- **Challenge**
Return the listing below in full, with every line exactly as it is.
begin
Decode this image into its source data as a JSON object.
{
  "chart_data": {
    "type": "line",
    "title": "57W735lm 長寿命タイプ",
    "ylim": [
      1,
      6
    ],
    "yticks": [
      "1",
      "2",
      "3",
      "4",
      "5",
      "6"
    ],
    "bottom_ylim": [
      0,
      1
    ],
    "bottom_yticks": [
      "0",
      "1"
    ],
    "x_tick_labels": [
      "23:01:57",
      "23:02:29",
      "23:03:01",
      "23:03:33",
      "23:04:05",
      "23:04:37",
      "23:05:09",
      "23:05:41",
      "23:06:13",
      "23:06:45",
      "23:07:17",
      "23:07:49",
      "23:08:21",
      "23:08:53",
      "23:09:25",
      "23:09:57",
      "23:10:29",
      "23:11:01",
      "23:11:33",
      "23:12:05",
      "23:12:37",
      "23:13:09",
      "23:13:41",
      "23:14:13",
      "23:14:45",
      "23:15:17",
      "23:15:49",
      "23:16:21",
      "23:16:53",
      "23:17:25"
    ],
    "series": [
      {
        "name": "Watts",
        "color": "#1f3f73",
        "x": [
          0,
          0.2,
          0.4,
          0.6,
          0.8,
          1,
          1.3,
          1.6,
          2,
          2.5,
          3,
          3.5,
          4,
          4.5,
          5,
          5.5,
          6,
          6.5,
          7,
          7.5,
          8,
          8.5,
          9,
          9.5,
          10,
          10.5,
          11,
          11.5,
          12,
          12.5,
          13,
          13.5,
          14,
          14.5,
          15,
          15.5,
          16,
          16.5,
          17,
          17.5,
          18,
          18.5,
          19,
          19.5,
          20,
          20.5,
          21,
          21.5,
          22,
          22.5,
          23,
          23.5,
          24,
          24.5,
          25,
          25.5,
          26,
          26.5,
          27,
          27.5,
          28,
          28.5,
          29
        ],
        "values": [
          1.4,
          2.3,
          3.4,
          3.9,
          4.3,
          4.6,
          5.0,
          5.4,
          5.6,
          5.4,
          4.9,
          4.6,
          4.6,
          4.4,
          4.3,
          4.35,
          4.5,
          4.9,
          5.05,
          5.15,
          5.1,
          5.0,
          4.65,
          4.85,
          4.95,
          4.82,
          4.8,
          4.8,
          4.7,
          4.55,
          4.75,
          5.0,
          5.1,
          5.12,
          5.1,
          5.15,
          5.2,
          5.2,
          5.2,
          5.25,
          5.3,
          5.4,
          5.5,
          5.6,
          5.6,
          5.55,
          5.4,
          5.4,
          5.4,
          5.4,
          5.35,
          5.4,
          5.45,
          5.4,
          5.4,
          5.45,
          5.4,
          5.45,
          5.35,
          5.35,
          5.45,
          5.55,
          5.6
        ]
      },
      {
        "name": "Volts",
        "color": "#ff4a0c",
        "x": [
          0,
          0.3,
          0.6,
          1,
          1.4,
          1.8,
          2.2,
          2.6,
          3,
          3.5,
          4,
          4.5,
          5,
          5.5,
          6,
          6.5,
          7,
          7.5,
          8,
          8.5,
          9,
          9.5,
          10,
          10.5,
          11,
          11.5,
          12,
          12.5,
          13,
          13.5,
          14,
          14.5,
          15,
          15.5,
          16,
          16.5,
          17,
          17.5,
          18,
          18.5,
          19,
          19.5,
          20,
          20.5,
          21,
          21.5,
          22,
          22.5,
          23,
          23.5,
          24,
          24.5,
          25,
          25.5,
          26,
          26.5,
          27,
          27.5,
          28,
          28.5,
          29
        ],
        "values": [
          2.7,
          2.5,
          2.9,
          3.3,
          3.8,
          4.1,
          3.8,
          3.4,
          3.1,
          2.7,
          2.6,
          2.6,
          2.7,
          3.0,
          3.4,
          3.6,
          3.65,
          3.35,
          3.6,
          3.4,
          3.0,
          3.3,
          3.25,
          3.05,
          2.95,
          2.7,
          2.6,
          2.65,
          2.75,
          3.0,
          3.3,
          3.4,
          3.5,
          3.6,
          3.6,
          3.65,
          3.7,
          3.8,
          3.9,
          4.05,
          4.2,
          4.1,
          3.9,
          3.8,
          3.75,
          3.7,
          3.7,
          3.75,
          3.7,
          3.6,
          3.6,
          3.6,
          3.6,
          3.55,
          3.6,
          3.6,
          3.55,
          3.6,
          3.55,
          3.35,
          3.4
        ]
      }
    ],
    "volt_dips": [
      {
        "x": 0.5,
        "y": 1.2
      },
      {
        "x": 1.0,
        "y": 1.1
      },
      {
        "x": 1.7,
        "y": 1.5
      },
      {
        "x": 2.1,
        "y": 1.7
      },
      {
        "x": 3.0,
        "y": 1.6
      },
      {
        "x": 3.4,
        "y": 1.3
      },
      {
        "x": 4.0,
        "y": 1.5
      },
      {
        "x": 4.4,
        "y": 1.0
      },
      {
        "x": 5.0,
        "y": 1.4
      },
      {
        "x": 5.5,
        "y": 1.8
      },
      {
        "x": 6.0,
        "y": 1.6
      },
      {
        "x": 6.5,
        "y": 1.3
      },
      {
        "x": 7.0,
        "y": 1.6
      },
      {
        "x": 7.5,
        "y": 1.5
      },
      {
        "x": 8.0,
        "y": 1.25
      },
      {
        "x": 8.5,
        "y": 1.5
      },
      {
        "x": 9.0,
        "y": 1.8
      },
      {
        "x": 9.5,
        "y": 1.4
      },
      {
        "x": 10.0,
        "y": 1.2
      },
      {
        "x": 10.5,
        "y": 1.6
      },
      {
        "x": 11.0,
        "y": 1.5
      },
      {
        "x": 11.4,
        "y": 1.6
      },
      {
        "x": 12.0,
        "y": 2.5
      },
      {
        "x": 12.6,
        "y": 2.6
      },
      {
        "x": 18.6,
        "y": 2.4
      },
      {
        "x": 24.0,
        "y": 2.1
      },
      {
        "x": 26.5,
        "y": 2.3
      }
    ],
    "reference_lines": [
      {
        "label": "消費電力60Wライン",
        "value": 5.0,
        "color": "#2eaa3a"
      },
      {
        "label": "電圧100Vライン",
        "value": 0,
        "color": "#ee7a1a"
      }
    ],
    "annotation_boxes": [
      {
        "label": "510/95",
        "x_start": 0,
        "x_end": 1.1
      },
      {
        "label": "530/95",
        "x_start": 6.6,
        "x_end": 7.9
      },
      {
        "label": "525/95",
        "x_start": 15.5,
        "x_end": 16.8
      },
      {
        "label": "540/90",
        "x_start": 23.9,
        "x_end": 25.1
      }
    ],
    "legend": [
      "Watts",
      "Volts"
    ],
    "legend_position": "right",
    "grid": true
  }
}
end
- **Answer in full**
Decode this image into its source data as a JSON object.
{
  "chart_data": {
    "type": "line",
    "title": "57W735lm 長寿命タイプ",
    "ylim": [
      1,
      6
    ],
    "yticks": [
      "1",
      "2",
      "3",
      "4",
      "5",
      "6"
    ],
    "bottom_ylim": [
      0,
      1
    ],
    "bottom_yticks": [
      "0",
      "1"
    ],
    "x_tick_labels": [
      "23:01:57",
      "23:02:29",
      "23:03:01",
      "23:03:33",
      "23:04:05",
      "23:04:37",
      "23:05:09",
      "23:05:41",
      "23:06:13",
      "23:06:45",
      "23:07:17",
      "23:07:49",
      "23:08:21",
      "23:08:53",
      "23:09:25",
      "23:09:57",
      "23:10:29",
      "23:11:01",
      "23:11:33",
      "23:12:05",
      "23:12:37",
      "23:13:09",
      "23:13:41",
      "23:14:13",
      "23:14:45",
      "23:15:17",
      "23:15:49",
      "23:16:21",
      "23:16:53",
      "23:17:25"
    ],
    "series": [
      {
        "name": "Watts",
        "color": "#1f3f73",
        "x": [
          0,
          0.2,
          0.4,
          0.6,
          0.8,
          1,
          1.3,
          1.6,
          2,
          2.5,
          3,
          3.5,
          4,
          4.5,
          5,
          5.5,
          6,
          6.5,
          7,
          7.5,
          8,
          8.5,
          9,
          9.5,
          10,
          10.5,
          11,
          11.5,
          12,
          12.5,
          13,
          13.5,
          14,
          14.5,
          15,
          15.5,
          16,
          16.5,
          17,
          17.5,
          18,
          18.5,
          19,
          19.5,
          20,
          20.5,
          21,
          21.5,
          22,
          22.5,
          23,
          23.5,
          24,
          24.5,
          25,
          25.5,
          26,
          26.5,
          27,
          27.5,
          28,
          28.5,
          29
        ],
        "values": [
          1.4,
          2.3,
          3.4,
          3.9,
          4.3,
          4.6,
          5.0,
          5.4,
          5.6,
          5.4,
          4.9,
          4.6,
          4.6,
          4.4,
          4.3,
          4.35,
          4.5,
          4.9,
          5.05,
          5.15,
          5.1,
          5.0,
          4.65,
          4.85,
          4.95,
          4.82,
          4.8,
          4.8,
          4.7,
          4.55,
          4.75,
          5.0,
          5.1,
          5.12,
          5.1,
          5.15,
          5.2,
          5.2,
          5.2,
          5.25,
          5.3,
          5.4,
          5.5,
          5.6,
          5.6,
          5.55,
          5.4,
          5.4,
          5.4,
          5.4,
          5.35,
          5.4,
          5.45,
          5.4,
          5.4,
          5.45,
          5.4,
          5.45,
          5.35,
          5.35,
          5.45,
          5.55,
          5.6
        ]
      },
      {
        "name": "Volts",
        "color": "#ff4a0c",
        "x": [
          0,
          0.3,
          0.6,
          1,
          1.4,
          1.8,
          2.2,
          2.6,
          3,
          3.5,
          4,
          4.5,
          5,
          5.5,
          6,
          6.5,
          7,
          7.5,
          8,
          8.5,
          9,
          9.5,
          10,
          10.5,
          11,
          11.5,
          12,
          12.5,
          13,
          13.5,
          14,
          14.5,
          15,
          15.5,
          16,
          16.5,
          17,
          17.5,
          18,
          18.5,
          19,
          19.5,
          20,
          20.5,
          21,
          21.5,
          22,
          22.5,
          23,
          23.5,
          24,
          24.5,
          25,
          25.5,
          26,
          26.5,
          27,
          27.5,
          28,
          28.5,
          29
        ],
        "values": [
          2.7,
          2.5,
          2.9,
          3.3,
          3.8,
          4.1,
          3.8,
          3.4,
          3.1,
          2.7,
          2.6,
          2.6,
          2.7,
          3.0,
          3.4,
          3.6,
          3.65,
          3.35,
          3.6,
          3.4,
          3.0,
          3.3,
          3.25,
          3.05,
          2.95,
          2.7,
          2.6,
          2.65,
          2.75,
          3.0,
          3.3,
          3.4,
          3.5,
          3.6,
          3.6,
          3.65,
          3.7,
          3.8,
          3.9,
          4.05,
          4.2,
          4.1,
          3.9,
          3.8,
          3.75,
          3.7,
          3.7,
          3.75,
          3.7,
          3.6,
          3.6,
          3.6,
          3.6,
          3.55,
          3.6,
          3.6,
          3.55,
          3.6,
          3.55,
          3.35,
          3.4
        ]
      }
    ],
    "volt_dips": [
      {
        "x": 0.5,
        "y": 1.2
      },
      {
        "x": 1.0,
        "y": 1.1
      },
      {
        "x": 1.7,
        "y": 1.5
      },
      {
        "x": 2.1,
        "y": 1.7
      },
      {
        "x": 3.0,
        "y": 1.6
      },
      {
        "x": 3.4,
        "y": 1.3
      },
      {
        "x": 4.0,
        "y": 1.5
      },
      {
        "x": 4.4,
        "y": 1.0
      },
      {
        "x": 5.0,
        "y": 1.4
      },
      {
        "x": 5.5,
        "y": 1.8
      },
      {
        "x": 6.0,
        "y": 1.6
      },
      {
        "x": 6.5,
        "y": 1.3
      },
      {
        "x": 7.0,
        "y": 1.6
      },
      {
        "x": 7.5,
        "y": 1.5
      },
      {
        "x": 8.0,
        "y": 1.25
      },
      {
        "x": 8.5,
        "y": 1.5
      },
      {
        "x": 9.0,
        "y": 1.8
      },
      {
        "x": 9.5,
        "y": 1.4
      },
      {
        "x": 10.0,
        "y": 1.2
      },
      {
        "x": 10.5,
        "y": 1.6
      },
      {
        "x": 11.0,
        "y": 1.5
      },
      {
        "x": 11.4,
        "y": 1.6
      },
      {
        "x": 12.0,
        "y": 2.5
      },
      {
        "x": 12.6,
        "y": 2.6
      },
      {
        "x": 18.6,
        "y": 2.4
      },
      {
        "x": 24.0,
        "y": 2.1
      },
      {
        "x": 26.5,
        "y": 2.3
      }
    ],
    "reference_lines": [
      {
        "label": "消費電力60Wライン",
        "value": 5.0,
        "color": "#2eaa3a"
      },
      {
        "label": "電圧100Vライン",
        "value": 0,
        "color": "#ee7a1a"
      }
    ],
    "annotation_boxes": [
      {
        "label": "510/95",
        "x_start": 0,
        "x_end": 1.1
      },
      {
        "label": "530/95",
        "x_start": 6.6,
        "x_end": 7.9
      },
      {
        "label": "525/95",
        "x_start": 15.5,
        "x_end": 16.8
      },
      {
        "label": "540/90",
        "x_start": 23.9,
        "x_end": 25.1
      }
    ],
    "legend": [
      "Watts",
      "Volts"
    ],
    "legend_position": "right",
    "grid": true
  }
}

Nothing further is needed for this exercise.